▶ [Task]:
Pick out each line in these entries that contains the string "drive".

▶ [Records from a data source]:
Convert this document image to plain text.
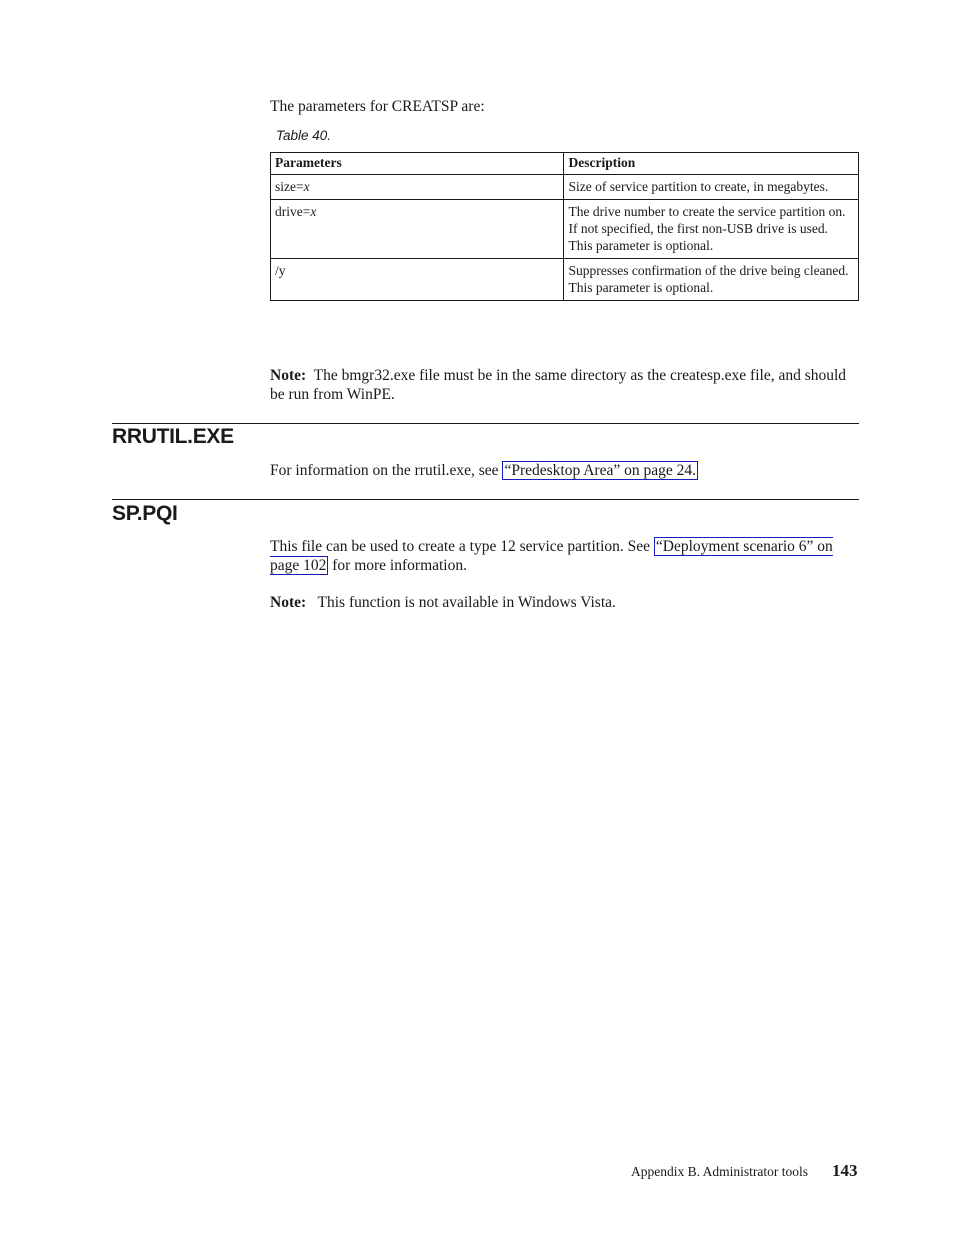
The parameters for CREATSP are:
Table 40.
Parameters	Description
size=x	Size of service partition to create, in megabytes.
drive=x	The drive number to create the service partition on. If not specified, the first non-USB drive is used. This parameter is optional.
/y	Suppresses confirmation of the drive being cleaned. This parameter is optional.
Note: The bmgr32.exe file must be in the same directory as the createsp.exe file, and should be run from WinPE.
RRUTIL.EXE
For information on the rrutil.exe, see “Predesktop Area” on page 24.
SP.PQI
This file can be used to create a type 12 service partition. See “Deployment scenario 6” on page 102 for more information.
Note: This function is not available in Windows Vista.
Appendix B. Administrator tools 143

▶ [Correct output]:
drive=x	The drive number to create the service partition on. If not specified, the first non-USB drive is used. This parameter is optional.
/y	Suppresses confirmation of the drive being cleaned. This parameter is optional.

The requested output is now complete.